Your objective:
Retype, word for word, every line starting at the line with "Output the text content of this document." and ending with the final line of the entries; skip the pictures.

────────────────────

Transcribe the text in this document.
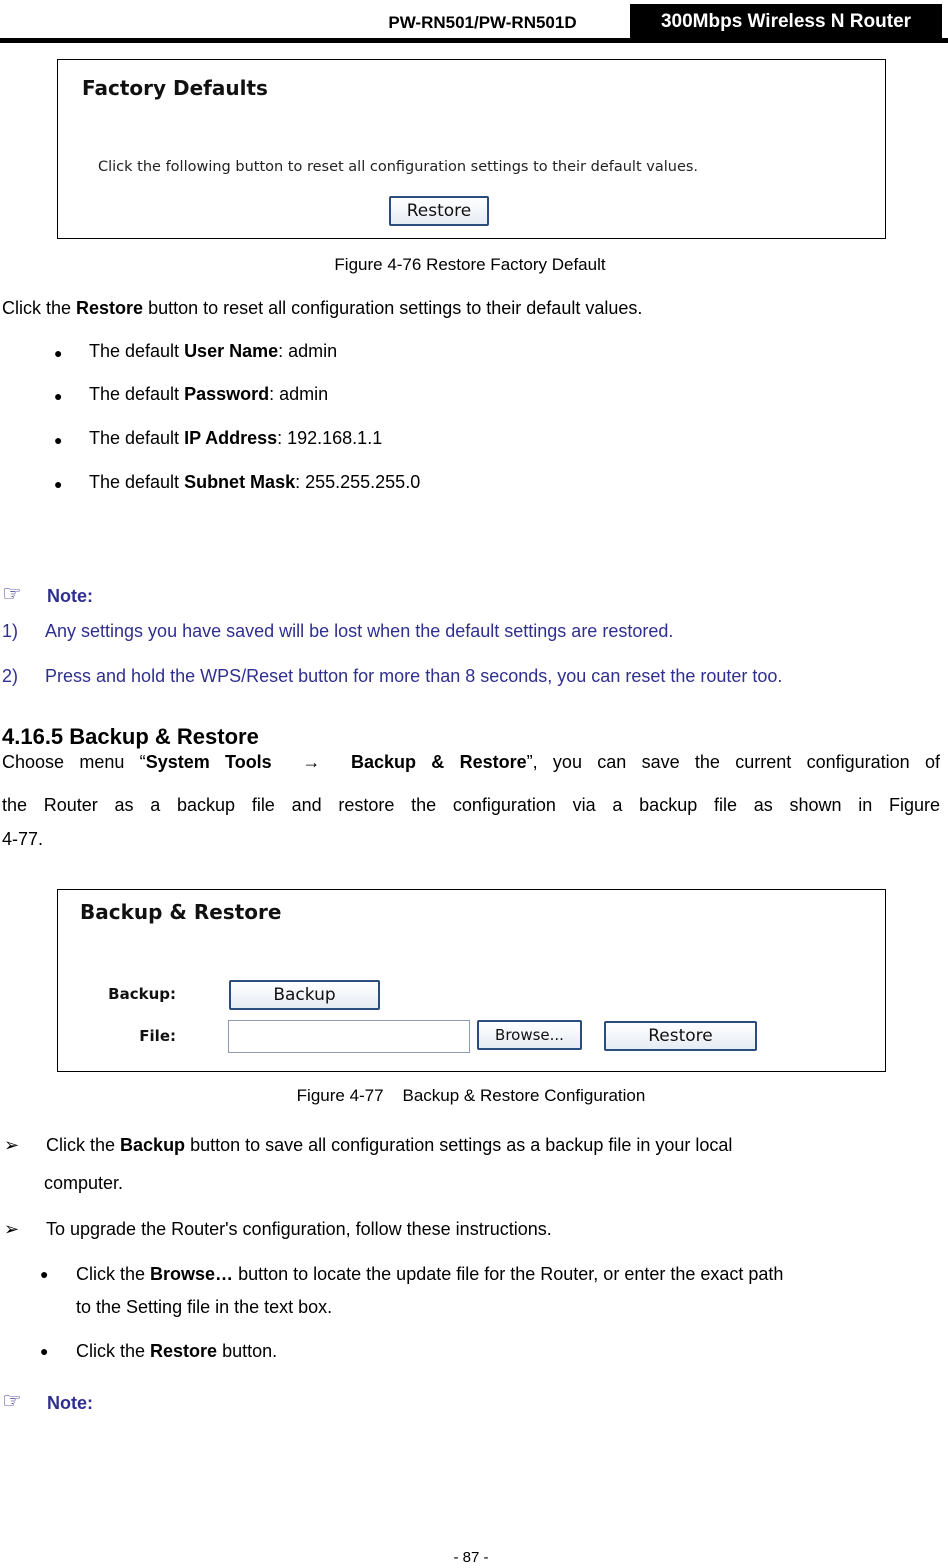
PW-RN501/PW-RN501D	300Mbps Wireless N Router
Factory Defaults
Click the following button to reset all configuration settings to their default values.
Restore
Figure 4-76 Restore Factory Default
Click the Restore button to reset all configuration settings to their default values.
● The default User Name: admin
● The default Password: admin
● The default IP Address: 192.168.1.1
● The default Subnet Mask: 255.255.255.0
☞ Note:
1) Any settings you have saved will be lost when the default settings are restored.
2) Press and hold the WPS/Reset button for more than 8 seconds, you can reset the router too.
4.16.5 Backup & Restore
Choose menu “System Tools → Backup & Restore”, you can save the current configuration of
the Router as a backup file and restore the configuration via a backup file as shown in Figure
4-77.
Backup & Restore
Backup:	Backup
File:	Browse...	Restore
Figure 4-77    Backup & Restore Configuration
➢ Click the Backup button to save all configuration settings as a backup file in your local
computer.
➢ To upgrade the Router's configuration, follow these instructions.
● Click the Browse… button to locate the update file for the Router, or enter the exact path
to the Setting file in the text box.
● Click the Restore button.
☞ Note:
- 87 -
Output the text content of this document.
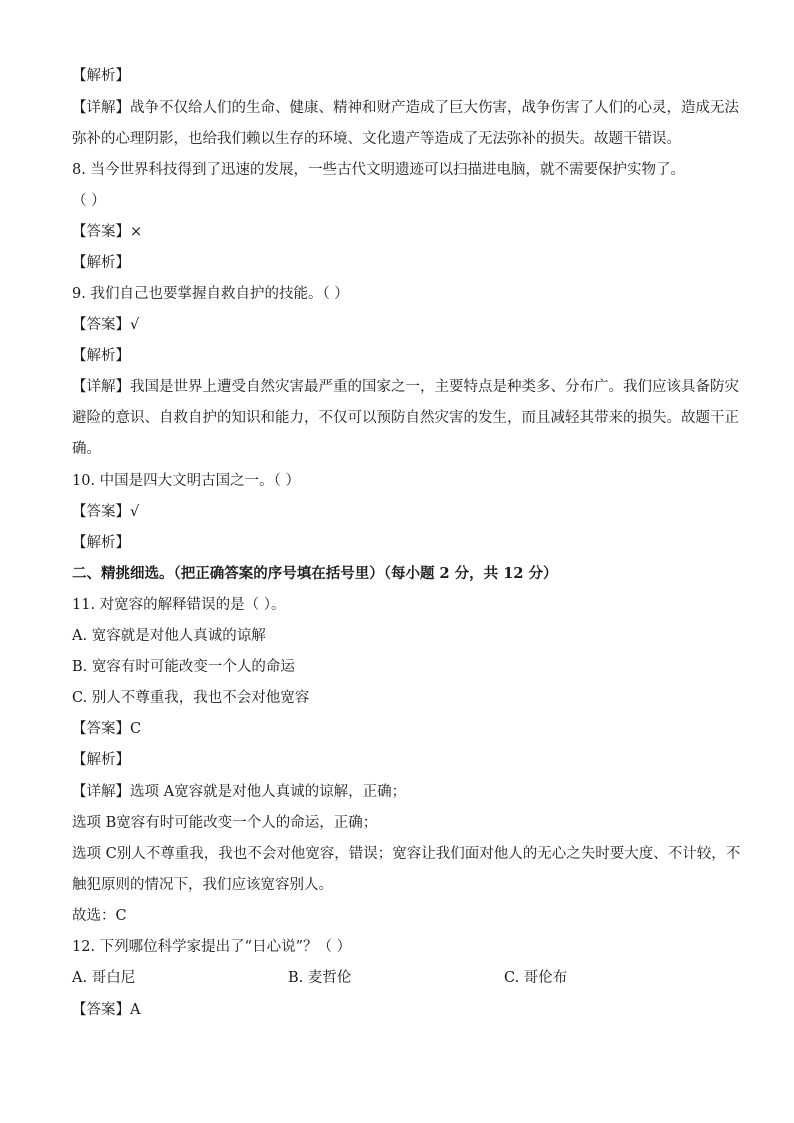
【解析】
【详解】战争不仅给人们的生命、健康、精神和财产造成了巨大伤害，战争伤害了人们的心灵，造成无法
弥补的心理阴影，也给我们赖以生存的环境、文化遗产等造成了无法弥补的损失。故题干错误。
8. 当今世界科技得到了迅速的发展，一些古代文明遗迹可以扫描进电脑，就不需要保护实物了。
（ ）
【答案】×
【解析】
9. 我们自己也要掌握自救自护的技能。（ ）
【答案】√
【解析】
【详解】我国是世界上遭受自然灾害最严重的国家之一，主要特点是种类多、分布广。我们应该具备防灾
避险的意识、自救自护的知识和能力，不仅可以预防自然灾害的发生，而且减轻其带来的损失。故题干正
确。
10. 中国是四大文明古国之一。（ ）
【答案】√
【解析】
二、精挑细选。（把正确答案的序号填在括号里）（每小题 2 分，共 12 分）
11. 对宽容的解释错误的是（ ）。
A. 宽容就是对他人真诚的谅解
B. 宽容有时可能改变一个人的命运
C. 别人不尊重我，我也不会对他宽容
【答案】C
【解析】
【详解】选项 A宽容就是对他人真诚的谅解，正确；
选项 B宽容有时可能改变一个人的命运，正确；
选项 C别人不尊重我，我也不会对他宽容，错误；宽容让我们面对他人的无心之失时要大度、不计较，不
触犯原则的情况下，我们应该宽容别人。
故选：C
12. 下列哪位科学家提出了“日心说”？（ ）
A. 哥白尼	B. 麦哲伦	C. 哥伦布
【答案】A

────────────────────

Task solution:
Output the text content of this document.
【解析】
【详解】战争不仅给人们的生命、健康、精神和财产造成了巨大伤害，战争伤害了人们的心灵，造成无法
弥补的心理阴影，也给我们赖以生存的环境、文化遗产等造成了无法弥补的损失。故题干错误。
8. 当今世界科技得到了迅速的发展，一些古代文明遗迹可以扫描进电脑，就不需要保护实物了。
（ ）
【答案】×
【解析】
9. 我们自己也要掌握自救自护的技能。（ ）
【答案】√
【解析】
【详解】我国是世界上遭受自然灾害最严重的国家之一，主要特点是种类多、分布广。我们应该具备防灾
避险的意识、自救自护的知识和能力，不仅可以预防自然灾害的发生，而且减轻其带来的损失。故题干正
确。
10. 中国是四大文明古国之一。（ ）
【答案】√
【解析】
二、精挑细选。（把正确答案的序号填在括号里）（每小题 2 分，共 12 分）
11. 对宽容的解释错误的是（ ）。
A. 宽容就是对他人真诚的谅解
B. 宽容有时可能改变一个人的命运
C. 别人不尊重我，我也不会对他宽容
【答案】C
【解析】
【详解】选项 A宽容就是对他人真诚的谅解，正确；
选项 B宽容有时可能改变一个人的命运，正确；
选项 C别人不尊重我，我也不会对他宽容，错误；宽容让我们面对他人的无心之失时要大度、不计较，不
触犯原则的情况下，我们应该宽容别人。
故选：C
12. 下列哪位科学家提出了“日心说”？（ ）
A. 哥白尼	B. 麦哲伦	C. 哥伦布
【答案】A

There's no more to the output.